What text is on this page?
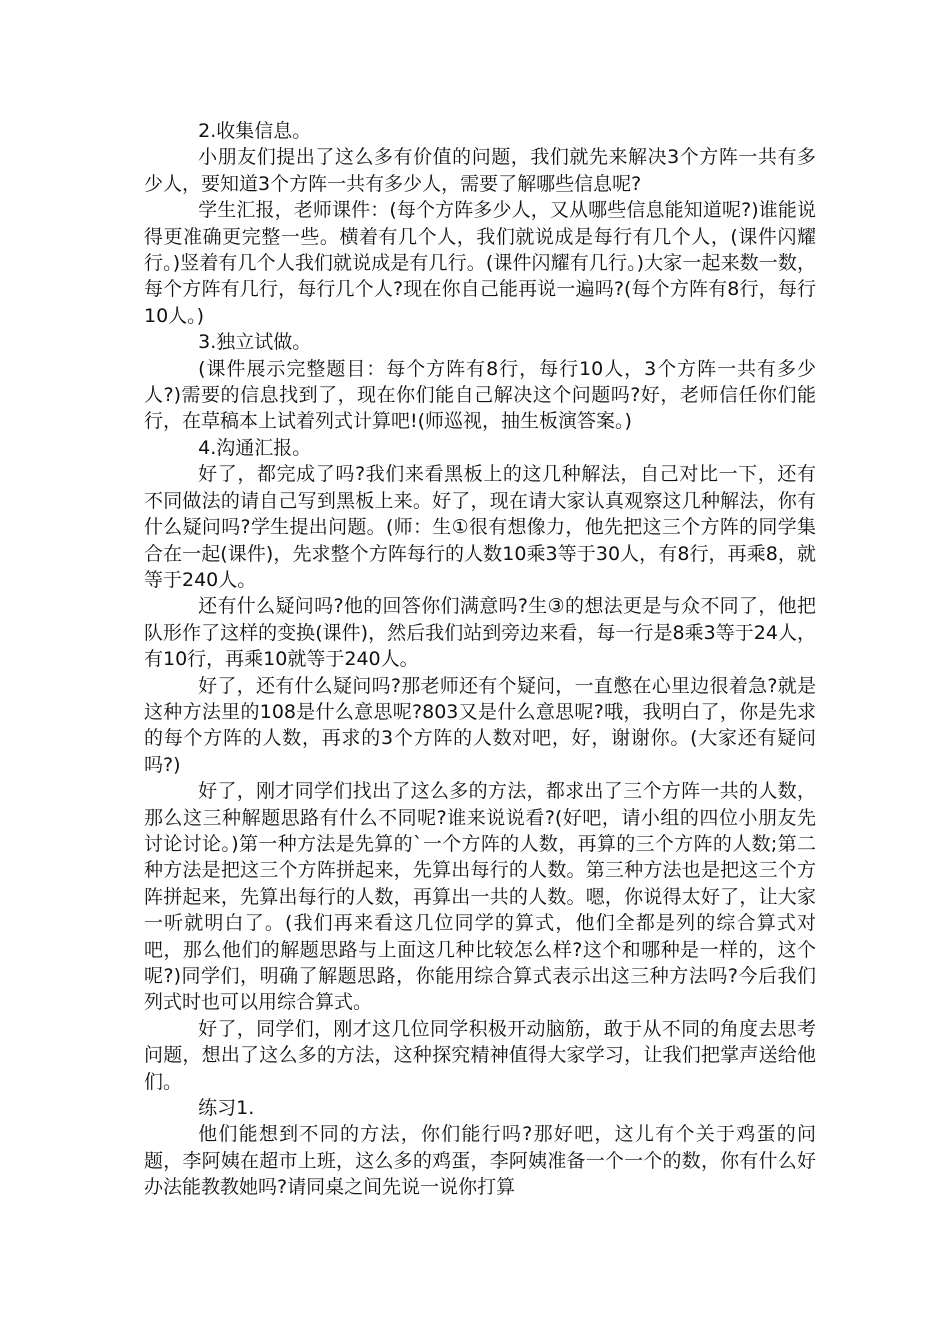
2.收集信息。

小朋友们提出了这么多有价值的问题，我们就先来解决3个方阵一共有多少人，要知道3个方阵一共有多少人，需要了解哪些信息呢?

学生汇报，老师课件：(每个方阵多少人，又从哪些信息能知道呢?)谁能说得更准确更完整一些。横着有几个人，我们就说成是每行有几个人，(课件闪耀行。)竖着有几个人我们就说成是有几行。(课件闪耀有几行。)大家一起来数一数，每个方阵有几行，每行几个人?现在你自己能再说一遍吗?(每个方阵有8行，每行10人。)

3.独立试做。

(课件展示完整题目：每个方阵有8行，每行10人，3个方阵一共有多少人?)需要的信息找到了，现在你们能自己解决这个问题吗?好，老师信任你们能行，在草稿本上试着列式计算吧!(师巡视，抽生板演答案。)

4.沟通汇报。

好了，都完成了吗?我们来看黑板上的这几种解法，自己对比一下，还有不同做法的请自己写到黑板上来。好了，现在请大家认真观察这几种解法，你有什么疑问吗?学生提出问题。(师：生①很有想像力，他先把这三个方阵的同学集合在一起(课件)，先求整个方阵每行的人数10乘3等于30人，有8行，再乘8，就等于240人。

还有什么疑问吗?他的回答你们满意吗?生③的想法更是与众不同了，他把队形作了这样的变换(课件)，然后我们站到旁边来看，每一行是8乘3等于24人，有10行，再乘10就等于240人。

好了，还有什么疑问吗?那老师还有个疑问，一直憋在心里边很着急?就是这种方法里的108是什么意思呢?803又是什么意思呢?哦，我明白了，你是先求的每个方阵的人数，再求的3个方阵的人数对吧，好，谢谢你。(大家还有疑问吗?)

好了，刚才同学们找出了这么多的方法，都求出了三个方阵一共的人数，那么这三种解题思路有什么不同呢?谁来说说看?(好吧，请小组的四位小朋友先讨论讨论。)第一种方法是先算的`一个方阵的人数，再算的三个方阵的人数;第二种方法是把这三个方阵拼起来，先算出每行的人数。第三种方法也是把这三个方阵拼起来，先算出每行的人数，再算出一共的人数。嗯，你说得太好了，让大家一听就明白了。(我们再来看这几位同学的算式，他们全都是列的综合算式对吧，那么他们的解题思路与上面这几种比较怎么样?这个和哪种是一样的，这个呢?)同学们，明确了解题思路，你能用综合算式表示出这三种方法吗?今后我们列式时也可以用综合算式。

好了，同学们，刚才这几位同学积极开动脑筋，敢于从不同的角度去思考问题，想出了这么多的方法，这种探究精神值得大家学习，让我们把掌声送给他们。

练习1.

他们能想到不同的方法，你们能行吗?那好吧，这儿有个关于鸡蛋的问题，李阿姨在超市上班，这么多的鸡蛋，李阿姨准备一个一个的数，你有什么好办法能教教她吗?请同桌之间先说一说你打算
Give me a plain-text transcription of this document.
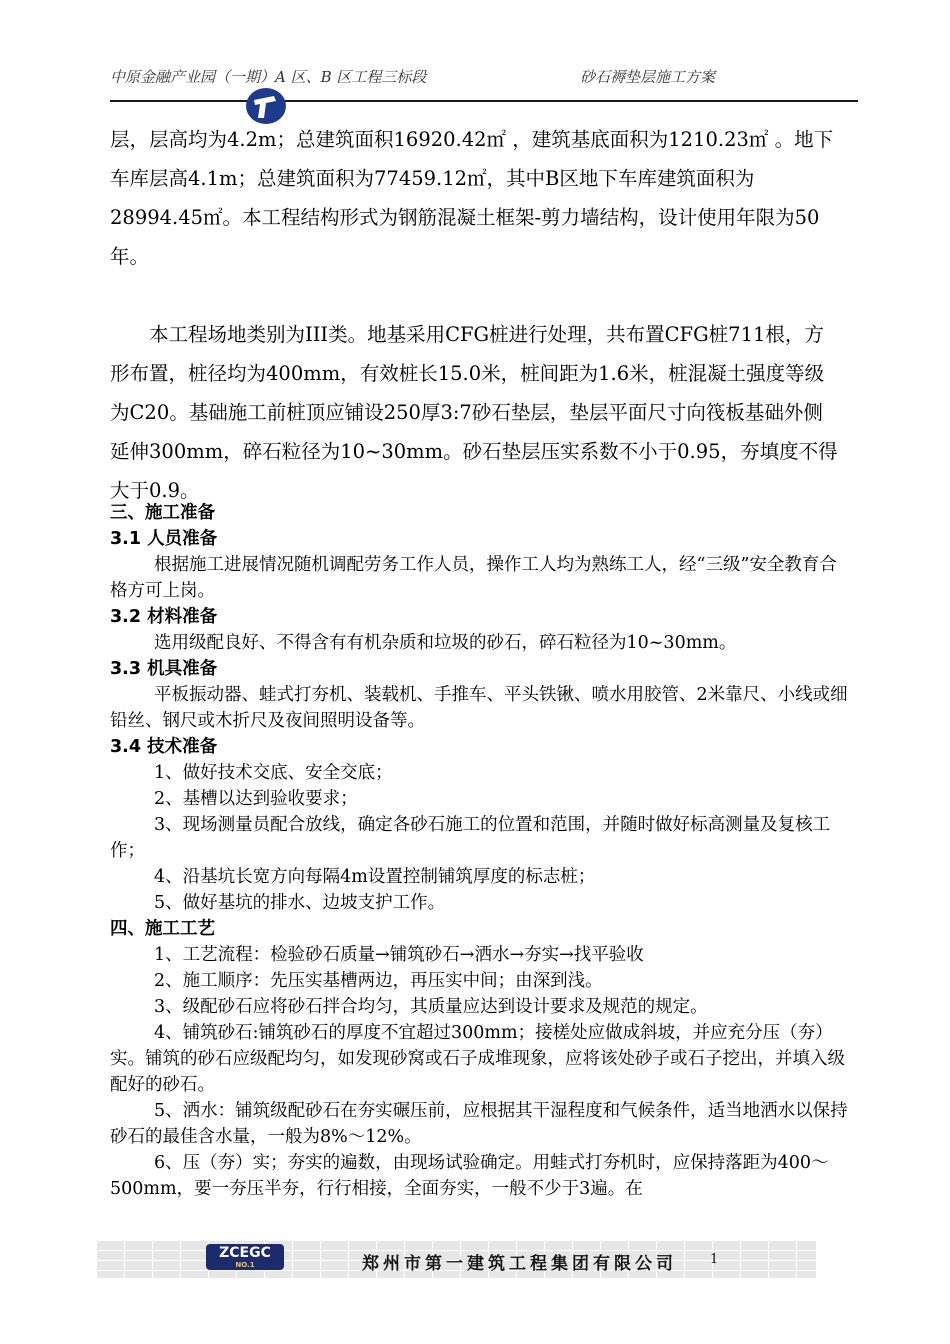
中原金融产业园（一期）A 区、B 区工程三标段	砂石褥垫层施工方案

层，层高均为4.2m；总建筑面积16920.42㎡ ，建筑基底面积为1210.23㎡ 。地下车库层高4.1m；总建筑面积为77459.12㎡，其中B区地下车库建筑面积为28994.45㎡。本工程结构形式为钢筋混凝土框架-剪力墙结构，设计使用年限为50年。

本工程场地类别为III类。地基采用CFG桩进行处理，共布置CFG桩711根，方形布置，桩径均为400mm，有效桩长15.0米，桩间距为1.6米，桩混凝土强度等级为C20。基础施工前桩顶应铺设250厚3:7砂石垫层，垫层平面尺寸向筏板基础外侧延伸300mm，碎石粒径为10~30mm。砂石垫层压实系数不小于0.95，夯填度不得大于0.9。

三、施工准备

3.1 人员准备

根据施工进展情况随机调配劳务工作人员，操作工人均为熟练工人，经“三级”安全教育合格方可上岗。

3.2 材料准备

选用级配良好、不得含有有机杂质和垃圾的砂石，碎石粒径为10~30mm。

3.3 机具准备

平板振动器、蛙式打夯机、装载机、手推车、平头铁锹、喷水用胶管、2米靠尺、小线或细铅丝、钢尺或木折尺及夜间照明设备等。

3.4 技术准备

1、做好技术交底、安全交底；

2、基槽以达到验收要求；

3、现场测量员配合放线，确定各砂石施工的位置和范围，并随时做好标高测量及复核工作；

4、沿基坑长宽方向每隔4m设置控制铺筑厚度的标志桩；

5、做好基坑的排水、边坡支护工作。

四、施工工艺

1、工艺流程：检验砂石质量→铺筑砂石→洒水→夯实→找平验收

2、施工顺序：先压实基槽两边，再压实中间；由深到浅。

3、级配砂石应将砂石拌合均匀，其质量应达到设计要求及规范的规定。

4、铺筑砂石:铺筑砂石的厚度不宜超过300mm；接槎处应做成斜坡，并应充分压（夯）实。铺筑的砂石应级配均匀，如发现砂窝或石子成堆现象，应将该处砂子或石子挖出，并填入级配好的砂石。

5、洒水：铺筑级配砂石在夯实碾压前，应根据其干湿程度和气候条件，适当地洒水以保持砂石的最佳含水量，一般为8%～12%。

6、压（夯）实；夯实的遍数，由现场试验确定。用蛙式打夯机时，应保持落距为400～500mm，要一夯压半夯，行行相接，全面夯实，一般不少于3遍。在

ZCEGC
NO.1	郑州市第一建筑工程集团有限公司	1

**YOUR TASK:**
From the entries above, select each line containing the string "还有什么疑问吗".

**EXERCISE RESPONSE:**
还有什么疑问吗?他的回答你们满意吗?生③的想法更是与众不同了，他把队形作了这样的变换(课件)，然后我们站到旁边来看，每一行是8乘3等于24人，有10行，再乘10就等于240人。
好了，还有什么疑问吗?那老师还有个疑问，一直憋在心里边很着急?就是这种方法里的108是什么意思呢?803又是什么意思呢?哦，我明白了，你是先求的每个方阵的人数，再求的3个方阵的人数对吧，好，谢谢你。(大家还有疑问吗?)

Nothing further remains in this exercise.